Records to use =

◆ ◆ ◆ ◆ ◆ ◆ ◆

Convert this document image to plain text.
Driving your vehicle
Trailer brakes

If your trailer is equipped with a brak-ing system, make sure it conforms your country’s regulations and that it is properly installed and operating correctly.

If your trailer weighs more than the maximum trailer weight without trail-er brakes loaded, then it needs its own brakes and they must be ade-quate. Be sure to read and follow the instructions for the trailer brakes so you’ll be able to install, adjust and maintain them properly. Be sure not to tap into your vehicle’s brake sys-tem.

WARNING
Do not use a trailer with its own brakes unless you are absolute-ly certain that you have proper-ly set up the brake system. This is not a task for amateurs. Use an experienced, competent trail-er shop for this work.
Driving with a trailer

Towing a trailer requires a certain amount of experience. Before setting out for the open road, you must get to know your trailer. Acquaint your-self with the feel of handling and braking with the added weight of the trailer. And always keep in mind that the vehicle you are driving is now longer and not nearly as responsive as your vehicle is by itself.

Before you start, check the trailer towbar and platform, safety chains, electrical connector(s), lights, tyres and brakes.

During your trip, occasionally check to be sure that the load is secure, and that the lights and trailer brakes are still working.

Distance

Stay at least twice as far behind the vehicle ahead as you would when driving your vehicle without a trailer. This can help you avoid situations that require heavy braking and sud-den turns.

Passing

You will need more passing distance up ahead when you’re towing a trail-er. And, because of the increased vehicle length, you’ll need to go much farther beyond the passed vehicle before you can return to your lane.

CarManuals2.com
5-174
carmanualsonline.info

◆ ◆ ◆ ◆ ◆ ◆ ◆

Aim of the exercise =
From the entries, copy out each line containing the word "properly".

Answer to the task =
If your trailer is equipped with a brak-ing system, make sure it conforms your country’s regulations and that it is properly installed and operating correctly.
If your trailer weighs more than the maximum trailer weight without trail-er brakes loaded, then it needs its own brakes and they must be ade-quate. Be sure to read and follow the instructions for the trailer brakes so you’ll be able to install, adjust and maintain them properly. Be sure not to tap into your vehicle’s brake sys-tem.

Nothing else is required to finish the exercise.